◆ **Written request**: Convert the entries from the line with "Detect and localize" through the line with "tab-close-icon[interactable]: ×: [231, 2, 237, 16]", both included, into a JSON list of strings with one string per line and no blank lines.

◆ **Extracted records**:

────

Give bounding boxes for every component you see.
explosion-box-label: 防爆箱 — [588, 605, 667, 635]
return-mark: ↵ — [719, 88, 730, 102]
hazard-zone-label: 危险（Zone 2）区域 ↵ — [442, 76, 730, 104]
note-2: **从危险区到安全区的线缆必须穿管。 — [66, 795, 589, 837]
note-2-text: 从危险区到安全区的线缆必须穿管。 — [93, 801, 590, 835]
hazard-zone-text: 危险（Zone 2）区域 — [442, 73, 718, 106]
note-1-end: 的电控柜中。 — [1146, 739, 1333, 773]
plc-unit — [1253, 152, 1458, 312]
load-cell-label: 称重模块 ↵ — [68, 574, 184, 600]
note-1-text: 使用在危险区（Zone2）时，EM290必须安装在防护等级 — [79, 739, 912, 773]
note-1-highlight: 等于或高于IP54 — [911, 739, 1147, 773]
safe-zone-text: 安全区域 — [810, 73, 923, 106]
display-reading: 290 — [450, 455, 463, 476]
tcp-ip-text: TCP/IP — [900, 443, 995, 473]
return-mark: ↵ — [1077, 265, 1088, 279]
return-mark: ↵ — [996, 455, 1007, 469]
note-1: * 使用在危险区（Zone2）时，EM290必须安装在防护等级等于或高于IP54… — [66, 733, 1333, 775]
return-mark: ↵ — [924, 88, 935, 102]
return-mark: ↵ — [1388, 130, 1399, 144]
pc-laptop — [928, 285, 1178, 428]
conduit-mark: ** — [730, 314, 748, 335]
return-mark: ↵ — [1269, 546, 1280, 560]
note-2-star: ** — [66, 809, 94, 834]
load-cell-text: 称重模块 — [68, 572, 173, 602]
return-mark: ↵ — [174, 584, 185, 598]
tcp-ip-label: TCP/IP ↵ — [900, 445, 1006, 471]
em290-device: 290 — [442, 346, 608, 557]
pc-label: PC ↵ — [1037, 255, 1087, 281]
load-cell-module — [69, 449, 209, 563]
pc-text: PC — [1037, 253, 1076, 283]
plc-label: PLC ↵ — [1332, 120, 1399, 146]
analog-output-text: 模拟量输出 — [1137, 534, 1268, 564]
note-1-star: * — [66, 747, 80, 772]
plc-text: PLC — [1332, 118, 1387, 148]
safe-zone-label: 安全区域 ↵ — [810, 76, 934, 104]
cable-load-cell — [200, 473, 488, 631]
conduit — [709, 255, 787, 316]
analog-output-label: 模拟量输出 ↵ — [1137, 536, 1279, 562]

────

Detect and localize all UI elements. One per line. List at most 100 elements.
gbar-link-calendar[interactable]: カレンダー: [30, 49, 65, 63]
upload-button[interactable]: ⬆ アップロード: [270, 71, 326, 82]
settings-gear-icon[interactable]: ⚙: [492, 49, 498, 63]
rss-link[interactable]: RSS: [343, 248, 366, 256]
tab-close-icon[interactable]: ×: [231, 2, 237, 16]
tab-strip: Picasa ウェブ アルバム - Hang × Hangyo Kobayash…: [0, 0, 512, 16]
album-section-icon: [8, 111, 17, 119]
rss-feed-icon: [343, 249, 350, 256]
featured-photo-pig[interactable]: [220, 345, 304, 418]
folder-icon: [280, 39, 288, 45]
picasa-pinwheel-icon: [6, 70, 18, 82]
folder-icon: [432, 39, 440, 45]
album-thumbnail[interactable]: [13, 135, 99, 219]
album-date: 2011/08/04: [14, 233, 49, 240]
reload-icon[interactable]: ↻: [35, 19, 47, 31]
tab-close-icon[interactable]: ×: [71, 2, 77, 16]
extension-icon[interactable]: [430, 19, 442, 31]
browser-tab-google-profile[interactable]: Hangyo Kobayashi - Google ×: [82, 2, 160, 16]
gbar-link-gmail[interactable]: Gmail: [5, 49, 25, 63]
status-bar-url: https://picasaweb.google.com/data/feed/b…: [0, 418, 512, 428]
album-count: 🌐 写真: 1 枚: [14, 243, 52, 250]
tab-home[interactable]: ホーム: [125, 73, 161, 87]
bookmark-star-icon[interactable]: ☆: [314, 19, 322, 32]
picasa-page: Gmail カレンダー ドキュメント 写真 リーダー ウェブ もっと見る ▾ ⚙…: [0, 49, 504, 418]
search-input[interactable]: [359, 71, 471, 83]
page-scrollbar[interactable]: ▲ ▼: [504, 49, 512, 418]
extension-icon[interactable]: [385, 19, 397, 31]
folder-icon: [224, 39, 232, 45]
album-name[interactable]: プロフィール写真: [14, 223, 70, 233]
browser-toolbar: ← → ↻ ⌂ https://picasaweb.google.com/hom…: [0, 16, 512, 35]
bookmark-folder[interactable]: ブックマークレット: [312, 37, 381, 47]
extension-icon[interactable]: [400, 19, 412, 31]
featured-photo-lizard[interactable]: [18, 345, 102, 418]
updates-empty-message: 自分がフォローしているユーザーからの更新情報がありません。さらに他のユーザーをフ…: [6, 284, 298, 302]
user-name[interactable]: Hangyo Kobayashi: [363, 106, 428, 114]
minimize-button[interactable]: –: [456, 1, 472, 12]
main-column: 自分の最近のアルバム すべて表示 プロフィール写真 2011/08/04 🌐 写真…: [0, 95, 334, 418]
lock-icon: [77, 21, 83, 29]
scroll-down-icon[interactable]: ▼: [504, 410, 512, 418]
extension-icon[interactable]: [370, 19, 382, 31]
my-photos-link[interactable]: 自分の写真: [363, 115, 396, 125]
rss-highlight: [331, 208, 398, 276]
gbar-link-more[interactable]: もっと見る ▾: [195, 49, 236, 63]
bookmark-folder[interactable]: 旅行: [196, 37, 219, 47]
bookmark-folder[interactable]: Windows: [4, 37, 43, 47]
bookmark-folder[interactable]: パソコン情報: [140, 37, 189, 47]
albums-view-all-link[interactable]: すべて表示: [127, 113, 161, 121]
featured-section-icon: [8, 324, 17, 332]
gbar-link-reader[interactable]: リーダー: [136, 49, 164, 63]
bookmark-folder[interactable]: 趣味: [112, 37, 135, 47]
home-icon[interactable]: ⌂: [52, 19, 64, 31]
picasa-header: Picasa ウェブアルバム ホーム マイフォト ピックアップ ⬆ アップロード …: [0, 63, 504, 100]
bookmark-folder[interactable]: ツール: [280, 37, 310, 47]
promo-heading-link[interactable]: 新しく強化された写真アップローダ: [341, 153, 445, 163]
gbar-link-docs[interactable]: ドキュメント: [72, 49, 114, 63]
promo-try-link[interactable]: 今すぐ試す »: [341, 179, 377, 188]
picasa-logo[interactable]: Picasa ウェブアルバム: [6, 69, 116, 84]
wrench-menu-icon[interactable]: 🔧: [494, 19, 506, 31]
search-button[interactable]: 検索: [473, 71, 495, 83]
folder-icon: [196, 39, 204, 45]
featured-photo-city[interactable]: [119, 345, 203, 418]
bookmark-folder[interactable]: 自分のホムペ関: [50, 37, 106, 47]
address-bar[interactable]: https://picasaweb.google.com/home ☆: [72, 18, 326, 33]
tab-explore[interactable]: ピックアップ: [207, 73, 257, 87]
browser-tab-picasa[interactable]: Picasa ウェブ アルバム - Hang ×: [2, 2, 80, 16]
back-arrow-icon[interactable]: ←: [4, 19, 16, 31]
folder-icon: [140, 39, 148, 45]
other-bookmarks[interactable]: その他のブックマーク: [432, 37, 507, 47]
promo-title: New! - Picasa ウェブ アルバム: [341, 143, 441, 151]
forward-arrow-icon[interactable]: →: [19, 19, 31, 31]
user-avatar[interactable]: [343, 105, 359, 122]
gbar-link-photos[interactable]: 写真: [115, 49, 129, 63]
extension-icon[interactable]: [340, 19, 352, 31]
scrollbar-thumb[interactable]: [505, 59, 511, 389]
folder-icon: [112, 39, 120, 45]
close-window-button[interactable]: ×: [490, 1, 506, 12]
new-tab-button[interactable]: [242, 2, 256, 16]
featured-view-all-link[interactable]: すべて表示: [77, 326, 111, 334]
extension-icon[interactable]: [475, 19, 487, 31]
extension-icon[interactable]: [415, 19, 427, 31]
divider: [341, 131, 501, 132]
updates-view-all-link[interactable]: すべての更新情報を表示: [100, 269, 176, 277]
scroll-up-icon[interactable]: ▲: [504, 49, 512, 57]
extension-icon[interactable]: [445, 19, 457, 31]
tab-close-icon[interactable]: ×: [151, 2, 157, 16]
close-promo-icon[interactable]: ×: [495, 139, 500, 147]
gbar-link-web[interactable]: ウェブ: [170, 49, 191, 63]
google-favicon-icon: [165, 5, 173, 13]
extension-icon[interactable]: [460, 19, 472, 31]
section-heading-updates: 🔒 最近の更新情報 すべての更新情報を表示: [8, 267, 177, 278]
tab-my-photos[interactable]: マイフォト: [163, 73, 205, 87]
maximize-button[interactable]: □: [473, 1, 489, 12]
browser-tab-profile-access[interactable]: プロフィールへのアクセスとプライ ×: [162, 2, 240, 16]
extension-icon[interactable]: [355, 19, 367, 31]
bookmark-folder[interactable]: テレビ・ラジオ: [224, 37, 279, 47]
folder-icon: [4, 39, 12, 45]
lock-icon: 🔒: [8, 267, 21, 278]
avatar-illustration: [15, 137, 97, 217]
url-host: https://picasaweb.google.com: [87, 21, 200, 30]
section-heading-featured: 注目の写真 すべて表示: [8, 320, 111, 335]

────

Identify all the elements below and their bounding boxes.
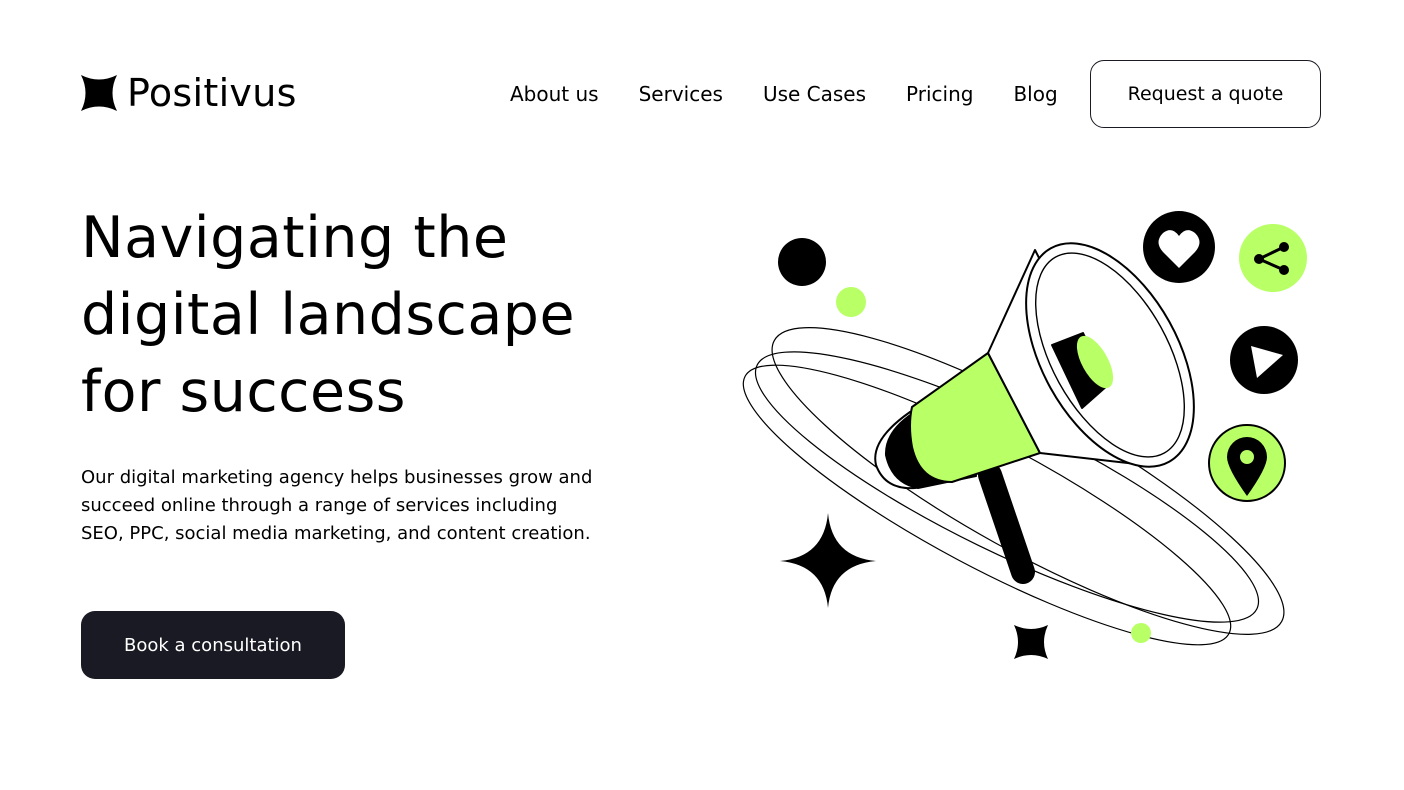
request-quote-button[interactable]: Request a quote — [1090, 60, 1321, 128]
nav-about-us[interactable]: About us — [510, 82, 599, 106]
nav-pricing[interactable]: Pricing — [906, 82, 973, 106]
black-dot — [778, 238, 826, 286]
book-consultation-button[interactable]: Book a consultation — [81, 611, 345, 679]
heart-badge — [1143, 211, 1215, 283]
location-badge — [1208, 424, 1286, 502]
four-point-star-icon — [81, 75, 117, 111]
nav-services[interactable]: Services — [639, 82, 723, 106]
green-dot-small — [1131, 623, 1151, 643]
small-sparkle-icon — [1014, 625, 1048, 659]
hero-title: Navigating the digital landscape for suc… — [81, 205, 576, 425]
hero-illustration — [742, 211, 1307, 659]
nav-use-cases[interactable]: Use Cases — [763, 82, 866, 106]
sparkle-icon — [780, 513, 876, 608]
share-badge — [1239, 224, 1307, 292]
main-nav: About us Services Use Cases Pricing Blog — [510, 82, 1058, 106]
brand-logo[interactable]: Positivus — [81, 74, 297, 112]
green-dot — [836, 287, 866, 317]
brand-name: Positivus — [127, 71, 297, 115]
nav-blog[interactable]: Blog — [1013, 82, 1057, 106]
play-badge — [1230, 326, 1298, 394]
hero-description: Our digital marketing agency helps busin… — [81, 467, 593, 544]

────

◆ **Response to the exercise**:
[
  "Detect and localize all UI elements. One per line. List at most 100 elements.",
  "gbar-link-calendar[interactable]: カレンダー: [30, 49, 65, 63]",
  "upload-button[interactable]: ⬆ アップロード: [270, 71, 326, 82]",
  "settings-gear-icon[interactable]: ⚙: [492, 49, 498, 63]",
  "rss-link[interactable]: RSS: [343, 248, 366, 256]",
  "tab-close-icon[interactable]: ×: [231, 2, 237, 16]"
]